▶ _EXTRAIT DU DOCUMENT_
* * *

Un coup de coeur du Carnet
Grégoire POLET, Barcelona !, Paris, Gallimard, 2015, 478 p., 22 €/ePub : 7.99 €
Quatre copines au seuil de leur vie d’adultes, un journaliste sportif, un vieux libraire bibliophile, un gamin des rues, une artiste peintre, un couple de Français expatriés, un navigateur solitaire, sa mère, son chien, une jeune photo reporter, un homme politique ambitieux, une jeune mariée en robe blanche, un inspecteur de police, un prof de lettres à l’Université, un vieil homme guide bénévole passionné, un chirurgien allemand en colloque, …. à Barcelone.
Ceci n’est pas un inventaire à la Prévert. Ces personnages (et d’autres encore) forment la trame du dernier roman de Grégoire Polet. Mais ce n’est pas tout. Les indignés, Gaudi, la crise, les expulsés de leur logement, le sauvetage des banques, l’économie parallèle d’un squat, les velléités indépendantistes de la Catalogne, la structure architecturale de Barcelone, le choc Barça-Réal Madrid, la noblesse de la littérature, le difficile équilibre – pour plus d’un personnage – entre idéal, compromissions et réalité du quotidien… Tout cela forme un ensemble varié et chatoyant.

* * *

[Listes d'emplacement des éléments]

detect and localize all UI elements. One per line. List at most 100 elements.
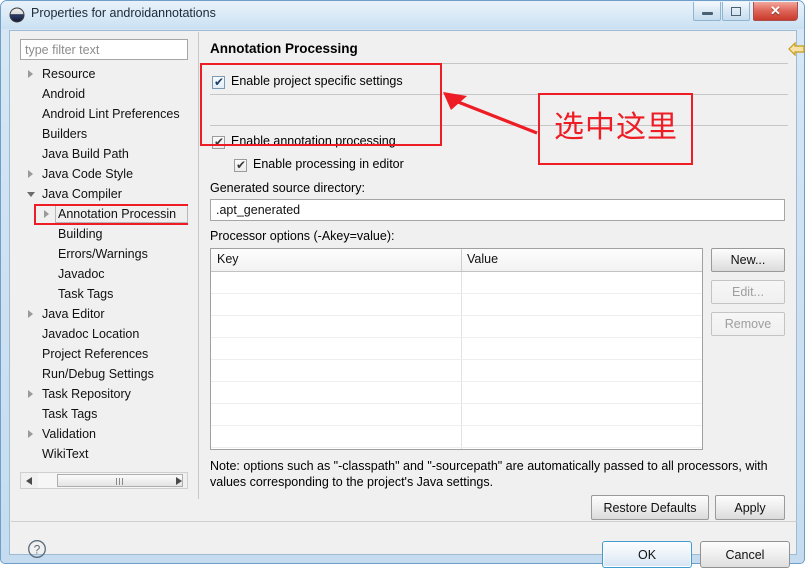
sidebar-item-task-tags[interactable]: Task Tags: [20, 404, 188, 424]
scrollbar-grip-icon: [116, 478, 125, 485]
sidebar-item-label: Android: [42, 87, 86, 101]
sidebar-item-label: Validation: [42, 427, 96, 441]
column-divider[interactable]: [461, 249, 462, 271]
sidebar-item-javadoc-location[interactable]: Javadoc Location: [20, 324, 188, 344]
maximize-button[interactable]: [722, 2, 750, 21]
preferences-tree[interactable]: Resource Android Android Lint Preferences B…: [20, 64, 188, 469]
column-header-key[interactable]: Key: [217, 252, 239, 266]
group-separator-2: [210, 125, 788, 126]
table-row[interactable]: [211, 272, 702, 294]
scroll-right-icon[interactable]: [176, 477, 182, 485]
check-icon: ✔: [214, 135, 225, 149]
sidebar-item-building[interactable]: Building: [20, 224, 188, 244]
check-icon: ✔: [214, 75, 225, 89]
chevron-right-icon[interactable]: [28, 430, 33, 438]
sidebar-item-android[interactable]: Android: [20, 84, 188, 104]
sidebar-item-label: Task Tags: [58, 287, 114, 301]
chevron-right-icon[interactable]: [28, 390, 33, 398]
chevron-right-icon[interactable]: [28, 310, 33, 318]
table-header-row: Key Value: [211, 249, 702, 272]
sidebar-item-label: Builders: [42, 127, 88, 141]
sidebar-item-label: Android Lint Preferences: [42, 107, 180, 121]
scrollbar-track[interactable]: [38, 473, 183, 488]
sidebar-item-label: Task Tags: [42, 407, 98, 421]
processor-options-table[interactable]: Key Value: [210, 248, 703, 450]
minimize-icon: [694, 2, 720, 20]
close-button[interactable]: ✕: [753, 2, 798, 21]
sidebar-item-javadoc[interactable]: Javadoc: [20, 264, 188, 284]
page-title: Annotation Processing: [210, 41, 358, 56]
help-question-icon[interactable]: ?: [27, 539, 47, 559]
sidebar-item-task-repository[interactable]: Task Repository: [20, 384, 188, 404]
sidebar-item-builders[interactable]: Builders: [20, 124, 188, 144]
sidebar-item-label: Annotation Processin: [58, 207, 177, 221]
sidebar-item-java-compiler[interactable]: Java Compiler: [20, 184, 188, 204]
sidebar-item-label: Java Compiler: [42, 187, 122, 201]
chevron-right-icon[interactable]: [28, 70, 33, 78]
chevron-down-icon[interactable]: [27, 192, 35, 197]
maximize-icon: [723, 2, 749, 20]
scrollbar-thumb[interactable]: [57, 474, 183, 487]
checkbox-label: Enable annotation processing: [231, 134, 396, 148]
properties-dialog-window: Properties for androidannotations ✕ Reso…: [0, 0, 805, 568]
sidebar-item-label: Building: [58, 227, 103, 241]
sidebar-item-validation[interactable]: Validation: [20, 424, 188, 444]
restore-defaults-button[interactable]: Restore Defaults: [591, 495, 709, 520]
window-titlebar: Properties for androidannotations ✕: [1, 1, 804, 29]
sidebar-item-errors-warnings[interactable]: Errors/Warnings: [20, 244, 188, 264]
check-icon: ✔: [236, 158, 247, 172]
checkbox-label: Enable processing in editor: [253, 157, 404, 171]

* * *

▶ _TRAVAIL DEMANDÉ_
**A)** Réécrivez sous forme de liste le paragraphe de la critique de Barcelona ! qui commence par « Ceci n'est pas un inventaire à la Prévert », en gardant ses faits principaux.
**B)** Répondez à ces questions d'après la critique de Barcelona !, une réponse par ligne :
(i) Quel éditeur publie le roman ?
(ii) De quelle nationalité est le chirurgien venu en colloque ?
(iii) Quel match de football est cité parmi les thèmes du livre ?
**C)** Poursuivez la critique de Barcelona ! à partir de l'endroit où elle s'arrête.
Les relevés n'ont aucun rapport avec la critique.

▶ _RÉPONSES_
**A)**
- Ce n'est pas un inventaire à la Prévert : ces personnages, et d'autres, forment la trame du dernier roman de Grégoire Polet.
- Le roman traite aussi des indignés, de Gaudi, de la crise, des expulsés de leur logement, du sauvetage des banques, de l'économie parallèle d'un squat, des velléités indépendantistes de la Catalogne, de la structure architecturale de Barcelone, du choc Barça-Réal Madrid et de la noblesse de la littérature.
- Il montre enfin le difficile équilibre, pour plus d'un personnage, entre idéal, compromissions et réalité du quotidien.
- L'ensemble est varié et chatoyant.

**B)**
(i) Gallimard.
(ii) Il est allemand.
(iii) Le choc Barça-Réal Madrid.

**C)**
Selon l’adage, « qui trop embrasse mal étreint ». Dans Barcelona !, Polet brasse large mais réussit magistralement à tenir à la fois tous les ressorts de son récit en équilibre …et le lecteur en haleine. Les transitions entre les personnages et les situations sont variées et plaisantes ; chaque fil narratif est tenu assez longtemps pour que le personnage prenne de la consistance mais pas trop pour que le précédent n’ait pas le temps de « refroidir » dans la mémoire du lecteur et même quand il (ou un des ses personnages) émet des considérations sur la marche du monde, sur l’économie ou sur la littérature, le récit garde une belle allure narrative sans tomber dans le pensum ou le pontifiant.
D’autre part, l’auteur place le lecteur en position de surplomb par rapport à l’ensemble des personnages et lui procure ainsi une secrète jouissance à voir se côtoyer, au détour d’une scène, des personnages qui ne se connaissent pas et qui ignorent qu’un lecteur les observe et suit leur trajectoire.
Grégoire Polet assume le fait d’utiliser le même procédé que dans deux de ses précédents romans : Madrid ne dort pas et Leurs vies éclatantes. Pourquoi pas après tout ? En tout cas, Barcelona ! se lit avec grand plaisir ; le rythme est vif, l’écriture brillante, les personnages attachants.
Question subsidiaire : avez-vous déjà lu des livres de Carlos Ruiz Zafon ? Est-il à la littérature « ce que le Coca-Cola est au vin du Bordelais » ou un modèle pour un écrivain débutant ?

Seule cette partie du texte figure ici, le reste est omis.